EXCERPTED RECORDS:
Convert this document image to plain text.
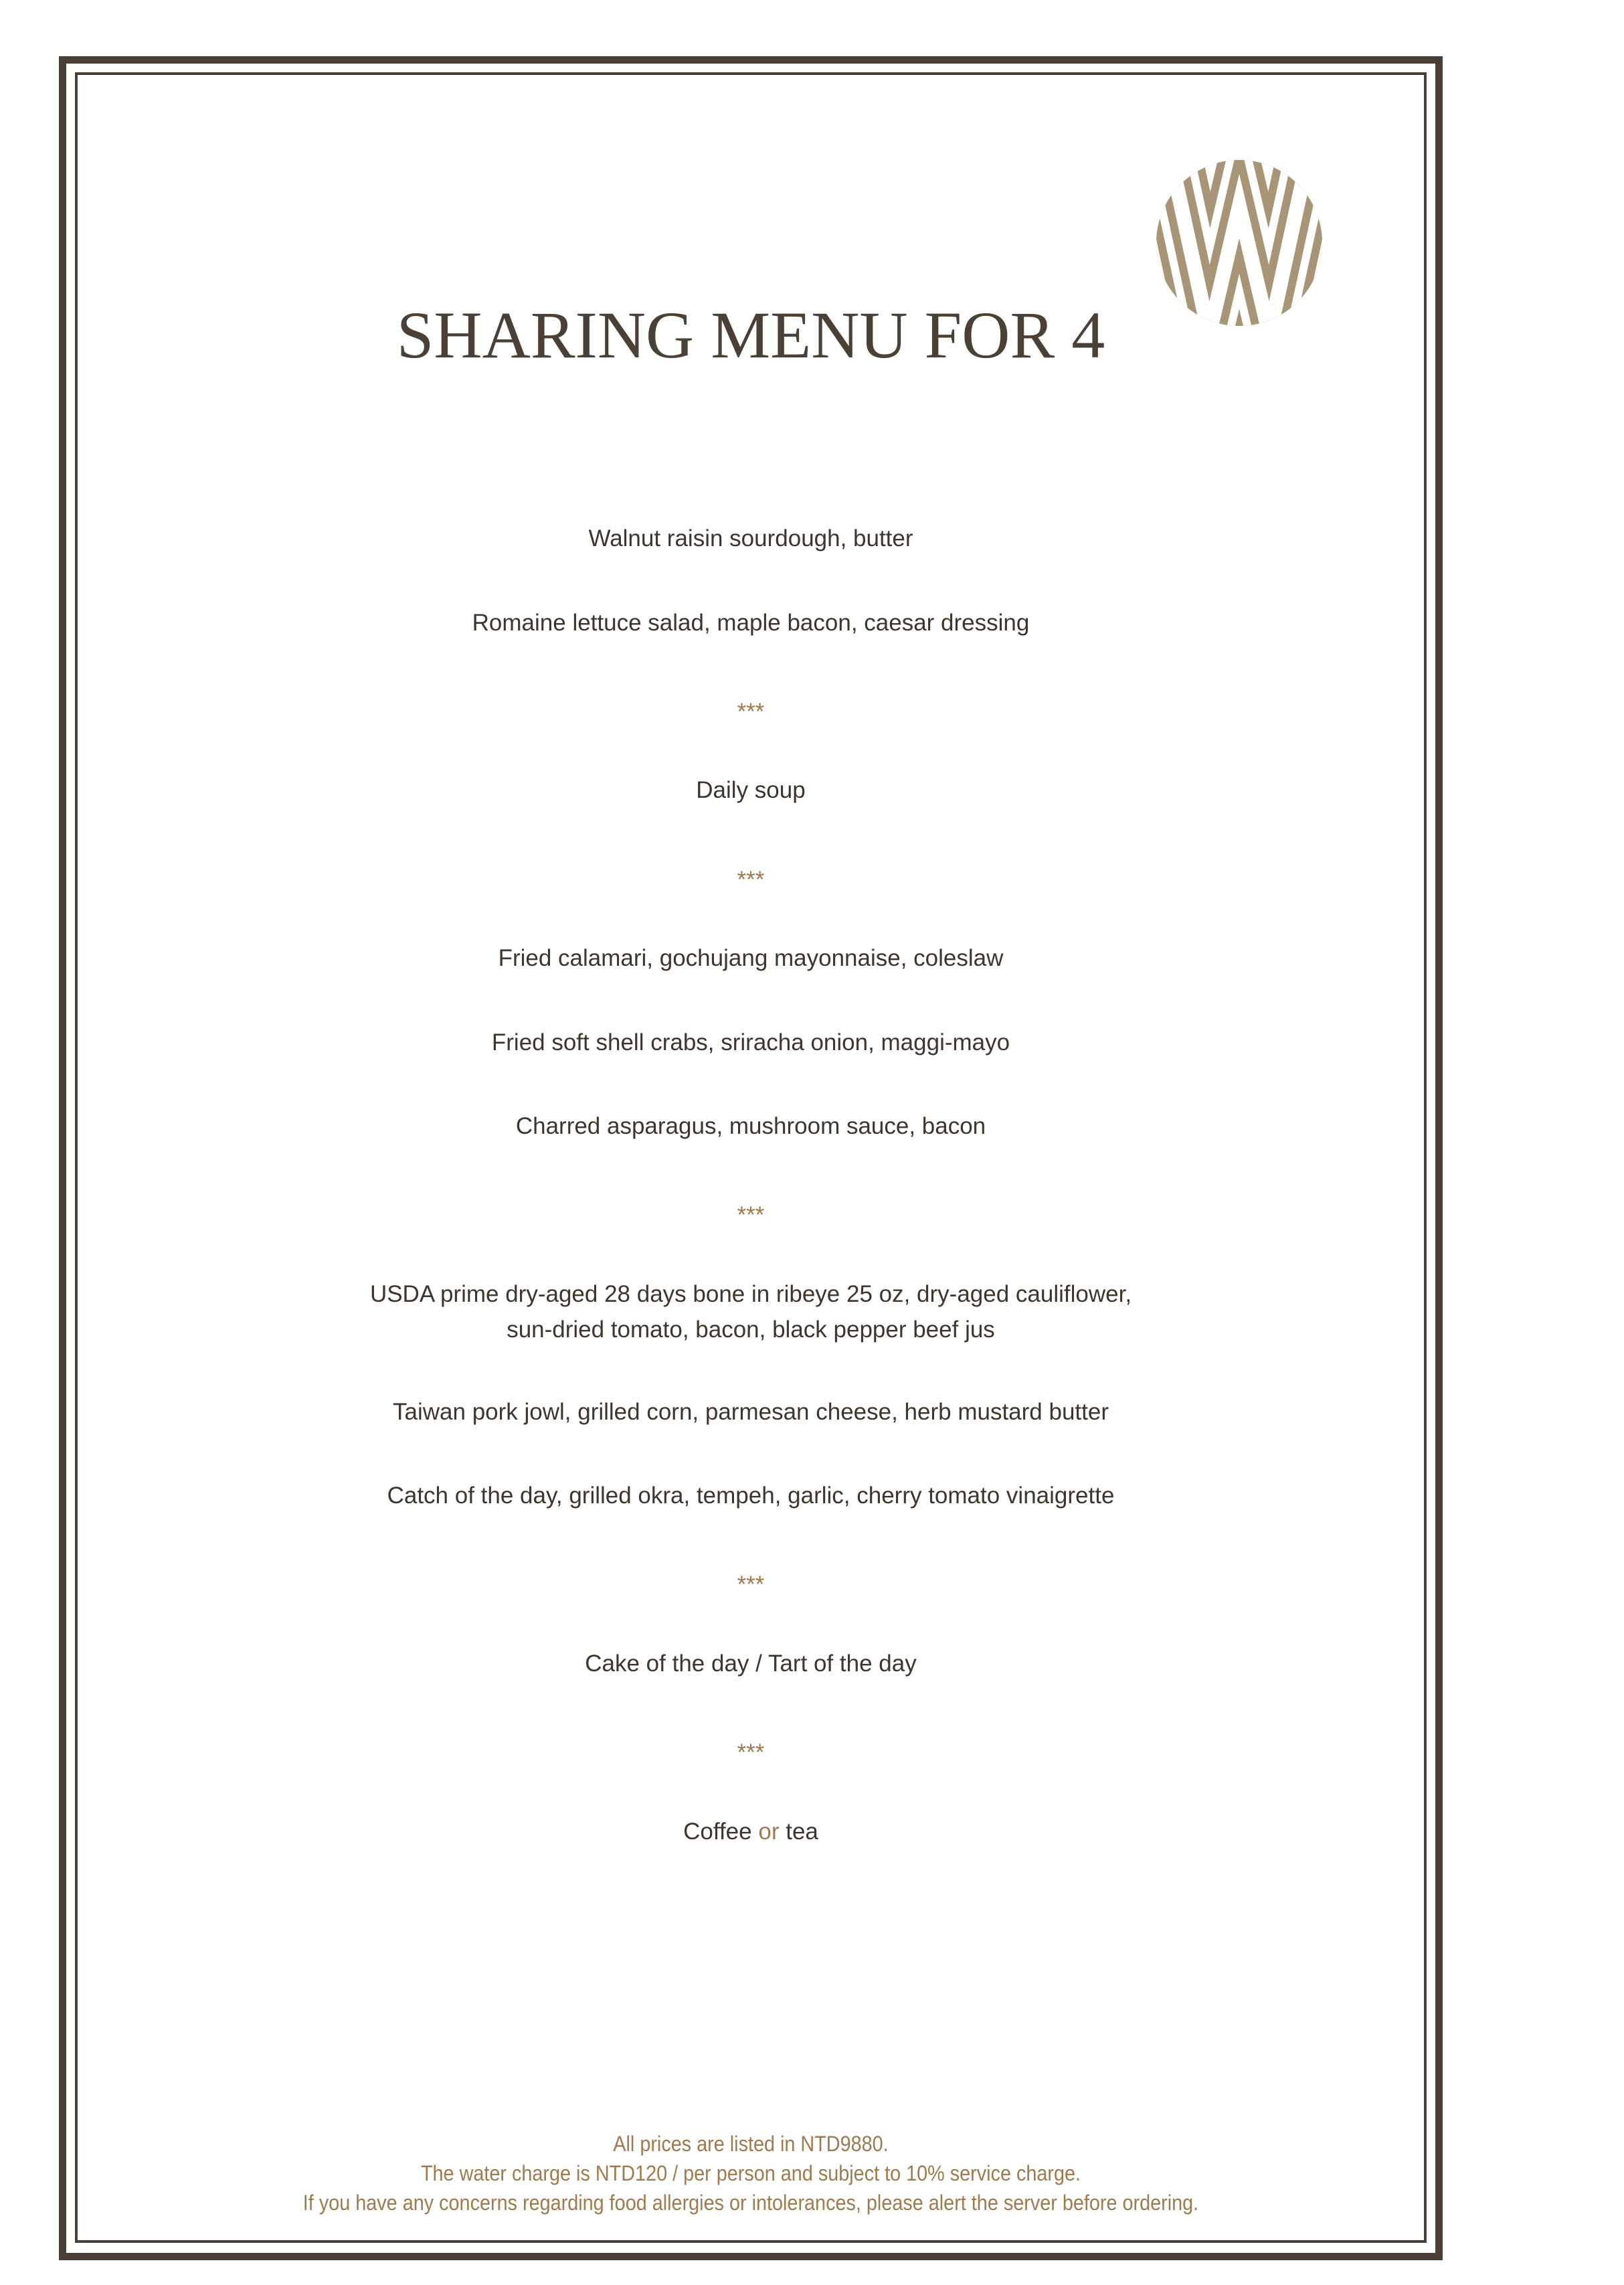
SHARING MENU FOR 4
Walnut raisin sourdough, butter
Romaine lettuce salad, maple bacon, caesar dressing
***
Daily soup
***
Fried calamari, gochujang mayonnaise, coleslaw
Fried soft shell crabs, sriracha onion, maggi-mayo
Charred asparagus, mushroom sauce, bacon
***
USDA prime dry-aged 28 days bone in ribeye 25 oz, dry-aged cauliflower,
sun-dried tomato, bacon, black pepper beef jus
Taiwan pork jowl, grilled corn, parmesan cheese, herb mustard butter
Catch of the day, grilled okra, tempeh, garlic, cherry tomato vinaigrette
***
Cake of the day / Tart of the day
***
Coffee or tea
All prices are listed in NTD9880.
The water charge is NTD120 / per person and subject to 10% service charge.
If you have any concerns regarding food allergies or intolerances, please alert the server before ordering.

GIVEN REQUEST: Each record should be quoted exactly, with the images omitted.

IN RESPONSE:
Convert this document image to plain text.
SHARING MENU FOR 4
Walnut raisin sourdough, butter
Romaine lettuce salad, maple bacon, caesar dressing
***
Daily soup
***
Fried calamari, gochujang mayonnaise, coleslaw
Fried soft shell crabs, sriracha onion, maggi-mayo
Charred asparagus, mushroom sauce, bacon
***
USDA prime dry-aged 28 days bone in ribeye 25 oz, dry-aged cauliflower,
sun-dried tomato, bacon, black pepper beef jus
Taiwan pork jowl, grilled corn, parmesan cheese, herb mustard butter
Catch of the day, grilled okra, tempeh, garlic, cherry tomato vinaigrette
***
Cake of the day / Tart of the day
***
Coffee or tea
All prices are listed in NTD9880.
The water charge is NTD120 / per person and subject to 10% service charge.
If you have any concerns regarding food allergies or intolerances, please alert the server before ordering.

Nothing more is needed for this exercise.